→ To be done: Repeat each record exactly. Any picture gets left out.

→ Supplied records:
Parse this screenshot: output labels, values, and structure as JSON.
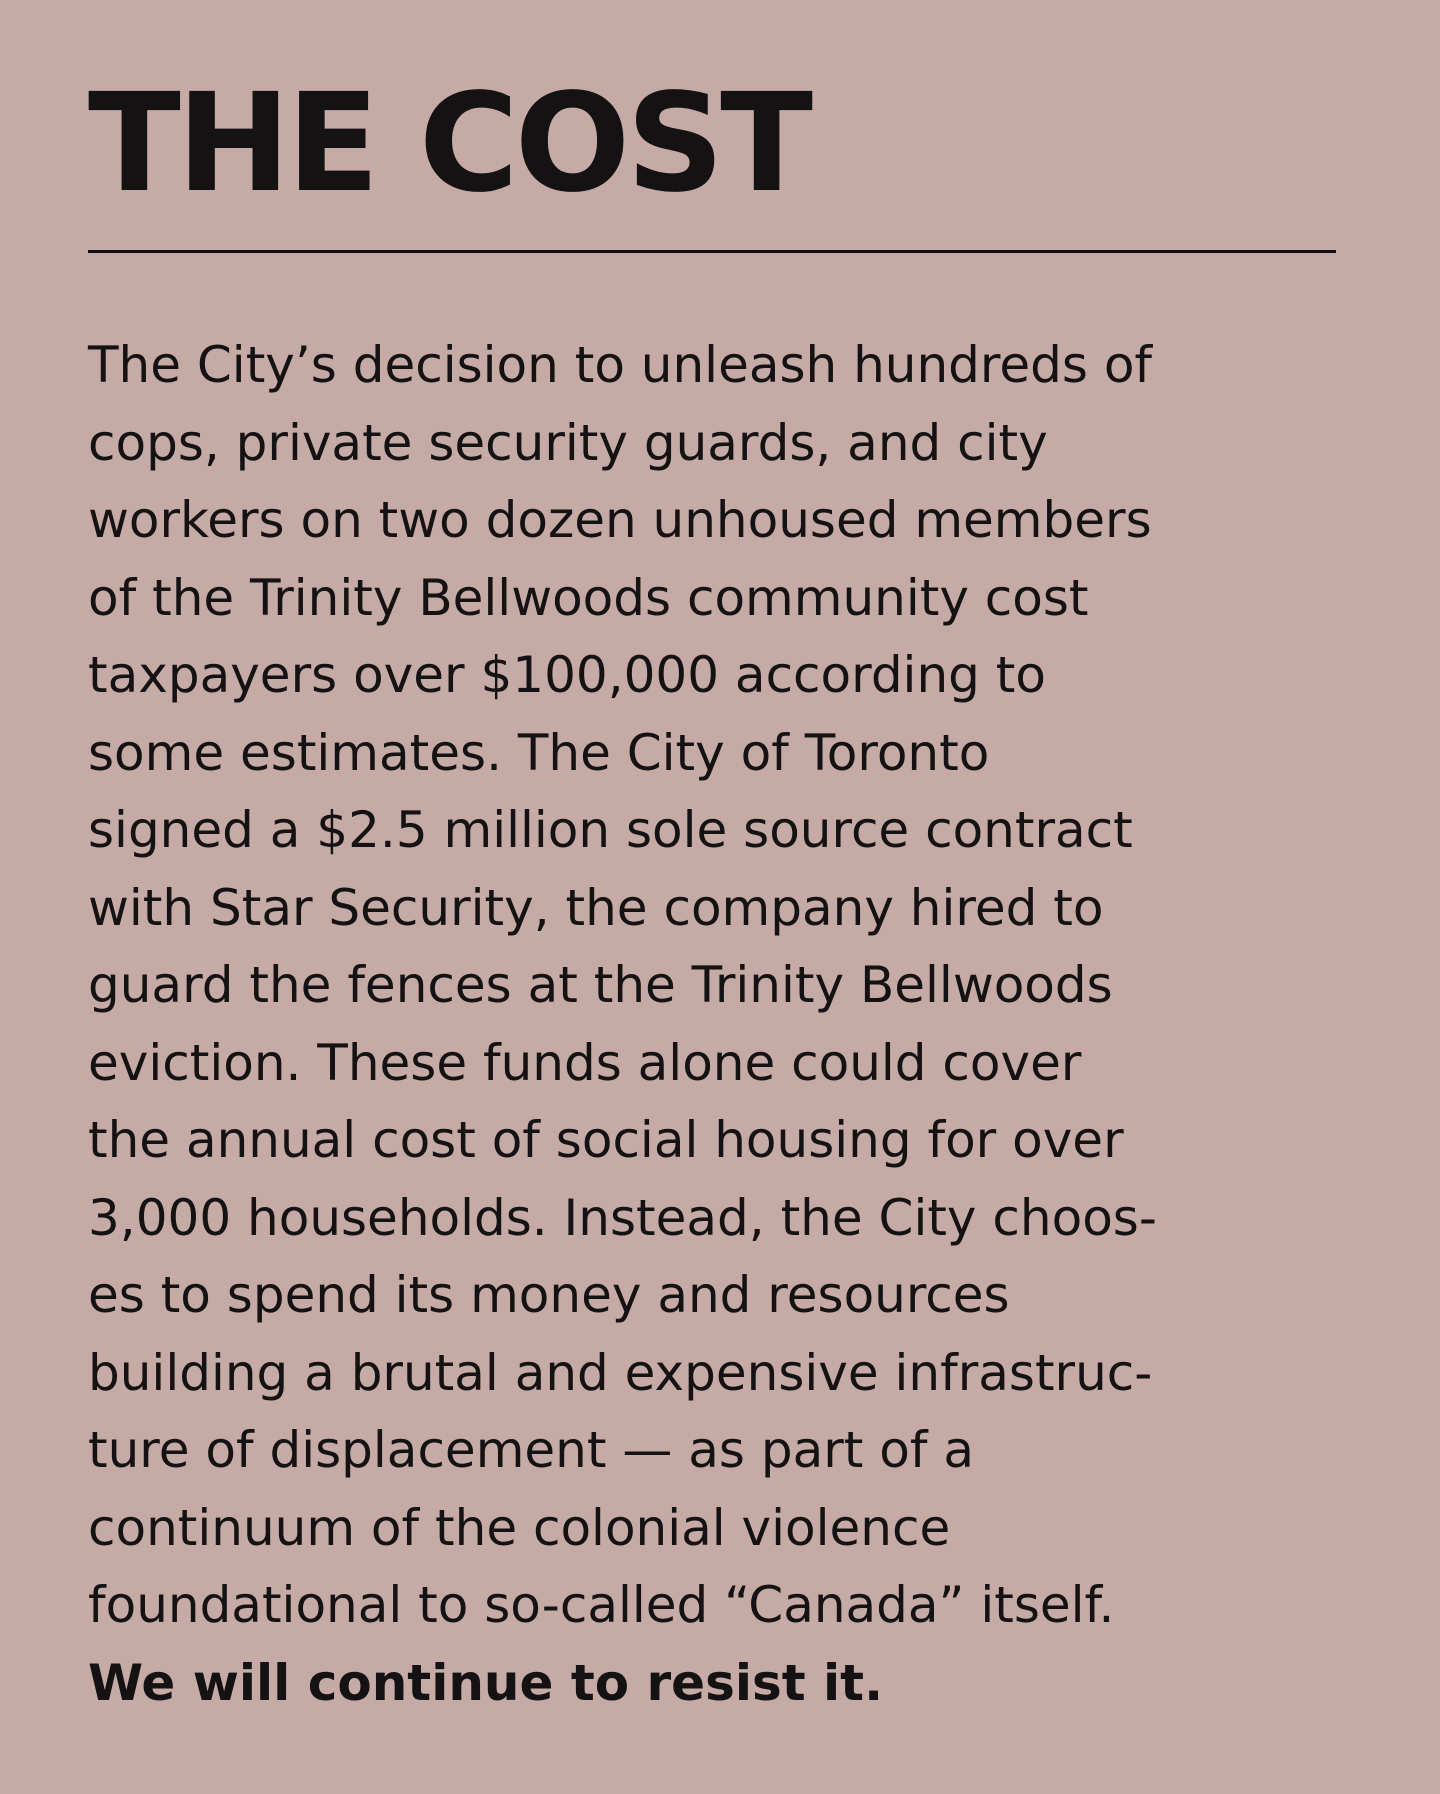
{
  "title": "THE COST",
  "body_lines": [
    "The City’s decision to unleash hundreds of",
    "cops, private security guards, and city",
    "workers on two dozen unhoused members",
    "of the Trinity Bellwoods community cost",
    "taxpayers over $100,000 according to",
    "some estimates. The City of Toronto",
    "signed a $2.5 million sole source contract",
    "with Star Security, the company hired to",
    "guard the fences at the Trinity Bellwoods",
    "eviction. These funds alone could cover",
    "the annual cost of social housing for over",
    "3,000 households. Instead, the City choos-",
    "es to spend its money and resources",
    "building a brutal and expensive infrastruc-",
    "ture of displacement — as part of a",
    "continuum of the colonial violence",
    "foundational to so-called “Canada” itself."
  ],
  "closing_line": "We will continue to resist it."
}
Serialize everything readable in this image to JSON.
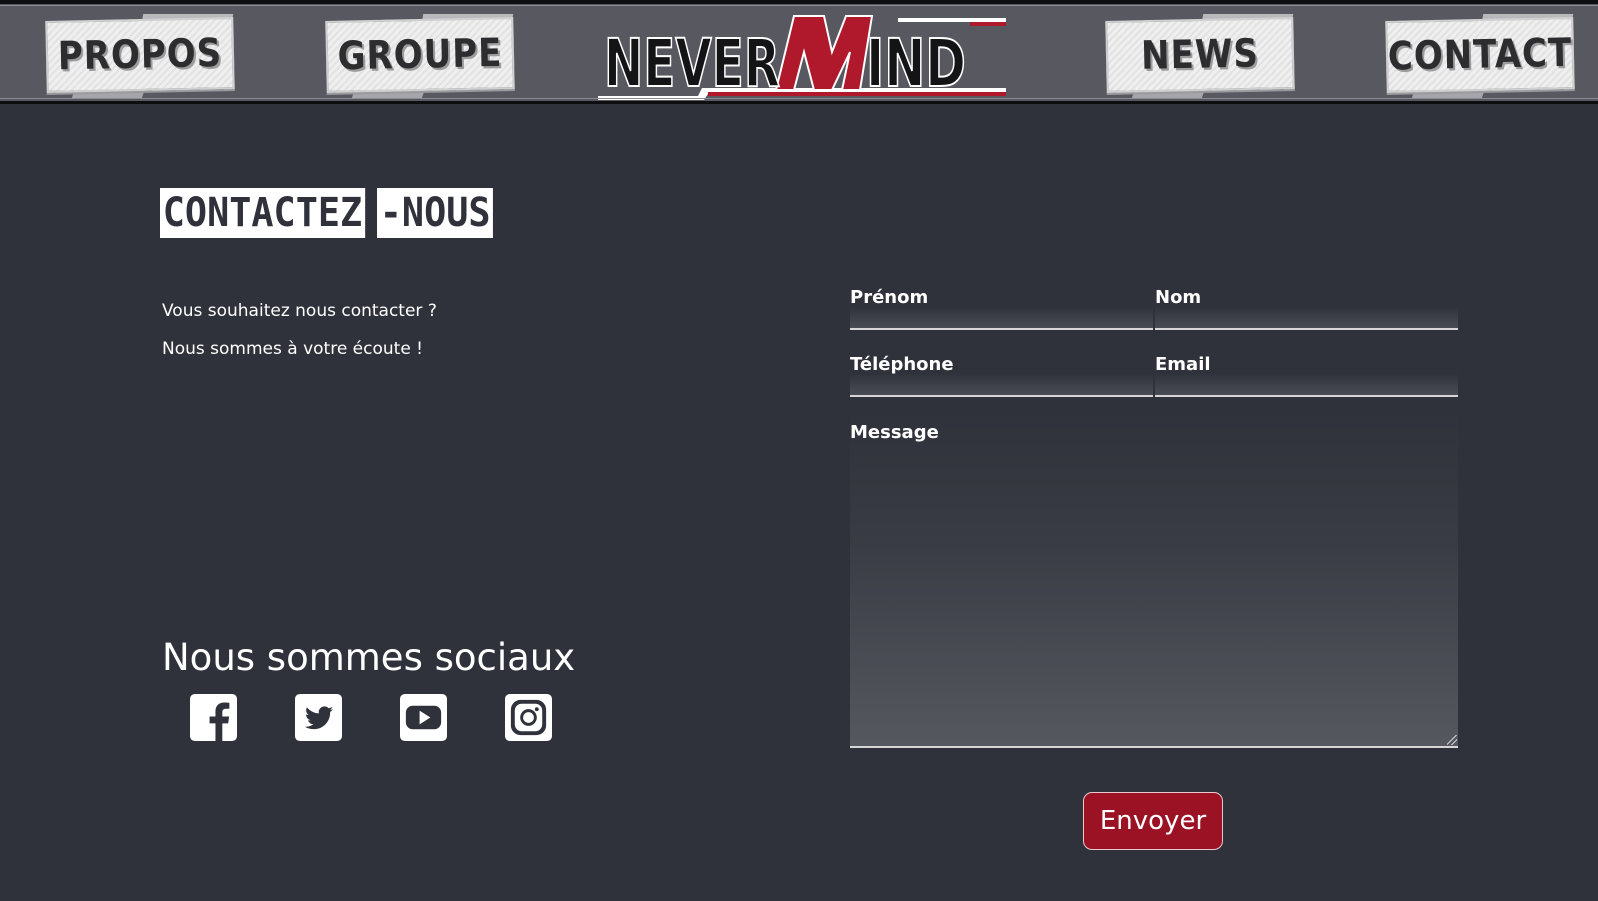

→ Reply to the task:
Parse this screenshot: output labels, values, and structure as JSON.
{
  "title": "THE COST",
  "body_lines": [
    "The City’s decision to unleash hundreds of",
    "cops, private security guards, and city",
    "workers on two dozen unhoused members",
    "of the Trinity Bellwoods community cost",
    "taxpayers over $100,000 according to",
    "some estimates. The City of Toronto",
    "signed a $2.5 million sole source contract",
    "with Star Security, the company hired to",
    "guard the fences at the Trinity Bellwoods",
    "eviction. These funds alone could cover",
    "the annual cost of social housing for over",
    "3,000 households. Instead, the City choos-",
    "es to spend its money and resources",
    "building a brutal and expensive infrastruc-",
    "ture of displacement — as part of a",
    "continuum of the colonial violence",
    "foundational to so-called “Canada” itself."
  ],
  "closing_line": "We will continue to resist it."
}
Serialize everything readable in this image to JSON.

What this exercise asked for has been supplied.